#### EXCERPTED PASSAGE ####

This new pneumonia raises the same fears we have experienced with AIDS. It is new, it has no vaccine and it is has killed just under 100 people to date. It spreads rapidly, apparently through sneezing and coughing, although there may be other modes of transmission as well. The lack of reliable information regarding SARS, and the ease of its spread, are disturbingly reminiscent of the Black Death, the disease that still haunts the Western world centuries after its peak.

The apparent Chinese fear of fully disclosing information regarding SARS, which is believed by the World Health Organization (WHO) to have originated in Foshan, Guangdong, and the rapid spread of cases all over the world has seriously undermined Beijing's credibility. The ramifications of this loss of credibility will be great. This will hit the Chinese economy, not only because businessmen will be scared to go to Guangdong, but because there will be a suspicion that if Beijing has the gall to attempt an obviously futile coverup of this nature, it might as well lie on other issues that are more easily concealed. It will take at least several months to recover the credibility that China's official and unofficial PR people required years to build. Investment and trust in China could take a plunge in the next few months. The plunge will be even more severe if the the world experiences an economic recovery that offers other viable investment venues with more open governments.

#### ENTRIES SHOWN ####

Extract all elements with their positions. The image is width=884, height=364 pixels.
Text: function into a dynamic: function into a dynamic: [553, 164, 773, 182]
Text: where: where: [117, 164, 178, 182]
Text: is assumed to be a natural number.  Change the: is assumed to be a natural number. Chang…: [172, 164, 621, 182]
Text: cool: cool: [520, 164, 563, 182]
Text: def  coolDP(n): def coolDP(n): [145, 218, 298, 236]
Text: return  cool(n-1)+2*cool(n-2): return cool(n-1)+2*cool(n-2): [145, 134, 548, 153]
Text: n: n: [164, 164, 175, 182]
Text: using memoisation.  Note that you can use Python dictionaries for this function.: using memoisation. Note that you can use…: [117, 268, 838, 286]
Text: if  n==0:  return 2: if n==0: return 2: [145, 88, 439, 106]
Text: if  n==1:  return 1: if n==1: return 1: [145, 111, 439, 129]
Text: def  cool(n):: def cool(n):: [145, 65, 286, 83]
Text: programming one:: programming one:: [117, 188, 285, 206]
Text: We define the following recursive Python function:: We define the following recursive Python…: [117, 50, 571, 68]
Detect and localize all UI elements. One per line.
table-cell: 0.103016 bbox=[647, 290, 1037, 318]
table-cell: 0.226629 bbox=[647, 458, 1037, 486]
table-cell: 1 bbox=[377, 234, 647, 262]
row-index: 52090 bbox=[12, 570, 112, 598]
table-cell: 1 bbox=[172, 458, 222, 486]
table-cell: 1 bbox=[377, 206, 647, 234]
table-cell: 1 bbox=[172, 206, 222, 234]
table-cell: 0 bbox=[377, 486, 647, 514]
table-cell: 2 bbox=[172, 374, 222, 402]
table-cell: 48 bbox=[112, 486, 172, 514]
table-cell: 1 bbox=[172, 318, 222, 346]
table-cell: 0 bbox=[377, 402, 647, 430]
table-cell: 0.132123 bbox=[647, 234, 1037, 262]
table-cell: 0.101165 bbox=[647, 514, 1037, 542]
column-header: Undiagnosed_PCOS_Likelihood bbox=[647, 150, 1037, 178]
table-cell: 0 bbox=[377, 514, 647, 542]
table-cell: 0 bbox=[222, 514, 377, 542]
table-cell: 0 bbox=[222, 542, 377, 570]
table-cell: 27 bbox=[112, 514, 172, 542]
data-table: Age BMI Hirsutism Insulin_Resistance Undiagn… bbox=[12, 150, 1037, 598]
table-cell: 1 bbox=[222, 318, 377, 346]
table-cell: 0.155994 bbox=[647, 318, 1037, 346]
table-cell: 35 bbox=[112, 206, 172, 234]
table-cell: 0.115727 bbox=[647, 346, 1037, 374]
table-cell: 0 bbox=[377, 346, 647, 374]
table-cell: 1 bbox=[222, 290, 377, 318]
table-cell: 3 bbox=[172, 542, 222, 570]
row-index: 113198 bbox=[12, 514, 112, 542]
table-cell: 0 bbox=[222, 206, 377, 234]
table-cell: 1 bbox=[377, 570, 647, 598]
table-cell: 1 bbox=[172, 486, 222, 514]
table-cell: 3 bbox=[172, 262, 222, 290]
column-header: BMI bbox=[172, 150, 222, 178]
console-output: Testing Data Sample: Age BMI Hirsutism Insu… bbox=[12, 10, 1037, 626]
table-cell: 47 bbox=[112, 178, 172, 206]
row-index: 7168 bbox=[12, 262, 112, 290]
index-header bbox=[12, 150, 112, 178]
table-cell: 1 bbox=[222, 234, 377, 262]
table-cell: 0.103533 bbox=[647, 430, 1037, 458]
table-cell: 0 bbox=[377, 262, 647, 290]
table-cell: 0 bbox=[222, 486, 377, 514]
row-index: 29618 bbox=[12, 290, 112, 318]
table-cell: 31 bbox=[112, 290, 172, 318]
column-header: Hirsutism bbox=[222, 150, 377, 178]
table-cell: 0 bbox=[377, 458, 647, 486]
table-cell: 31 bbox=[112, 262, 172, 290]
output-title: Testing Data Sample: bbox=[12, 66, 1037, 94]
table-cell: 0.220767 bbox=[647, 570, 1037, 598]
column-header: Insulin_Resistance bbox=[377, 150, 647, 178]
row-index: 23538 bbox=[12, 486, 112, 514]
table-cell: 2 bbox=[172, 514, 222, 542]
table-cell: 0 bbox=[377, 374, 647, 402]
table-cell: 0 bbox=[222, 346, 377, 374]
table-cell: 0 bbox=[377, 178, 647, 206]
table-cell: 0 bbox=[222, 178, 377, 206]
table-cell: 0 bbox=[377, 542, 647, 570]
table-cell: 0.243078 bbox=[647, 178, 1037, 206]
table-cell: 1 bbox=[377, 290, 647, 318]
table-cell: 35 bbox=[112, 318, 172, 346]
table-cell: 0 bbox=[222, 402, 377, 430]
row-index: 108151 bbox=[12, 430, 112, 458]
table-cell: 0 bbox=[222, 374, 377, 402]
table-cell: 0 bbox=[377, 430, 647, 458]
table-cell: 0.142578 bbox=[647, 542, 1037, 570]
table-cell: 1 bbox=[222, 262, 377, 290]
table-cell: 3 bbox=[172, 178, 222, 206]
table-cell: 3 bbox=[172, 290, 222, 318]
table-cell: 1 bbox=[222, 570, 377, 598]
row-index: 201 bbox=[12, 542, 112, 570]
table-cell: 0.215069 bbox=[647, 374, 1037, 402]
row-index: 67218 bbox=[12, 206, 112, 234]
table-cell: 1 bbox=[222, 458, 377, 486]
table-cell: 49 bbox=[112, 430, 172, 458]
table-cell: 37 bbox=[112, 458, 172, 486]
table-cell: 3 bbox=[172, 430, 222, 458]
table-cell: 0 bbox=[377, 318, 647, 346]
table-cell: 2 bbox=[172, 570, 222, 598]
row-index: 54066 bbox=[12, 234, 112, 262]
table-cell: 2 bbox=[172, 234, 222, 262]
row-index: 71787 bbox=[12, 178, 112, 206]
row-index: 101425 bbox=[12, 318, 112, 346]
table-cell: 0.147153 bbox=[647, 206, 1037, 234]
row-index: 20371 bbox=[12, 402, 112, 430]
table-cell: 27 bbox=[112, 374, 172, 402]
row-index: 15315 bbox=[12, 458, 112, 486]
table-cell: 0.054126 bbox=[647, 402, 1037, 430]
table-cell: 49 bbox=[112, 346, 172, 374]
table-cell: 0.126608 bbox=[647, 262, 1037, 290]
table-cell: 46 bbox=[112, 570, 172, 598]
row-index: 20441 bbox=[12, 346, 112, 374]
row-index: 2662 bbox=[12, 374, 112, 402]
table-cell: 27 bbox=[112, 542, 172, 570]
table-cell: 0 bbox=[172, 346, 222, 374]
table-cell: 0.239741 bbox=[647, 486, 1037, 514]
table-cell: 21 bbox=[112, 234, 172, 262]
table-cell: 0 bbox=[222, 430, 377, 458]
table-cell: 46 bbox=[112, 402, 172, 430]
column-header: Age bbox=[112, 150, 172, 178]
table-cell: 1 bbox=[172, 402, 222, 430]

####

• DESCRIPTION OF THE TASK:
List every disease named in the SARS passage. The entries are not needed for this work.

• EXPECTED ANSWER:
Pneumonia, AIDS, SARS, the Black Death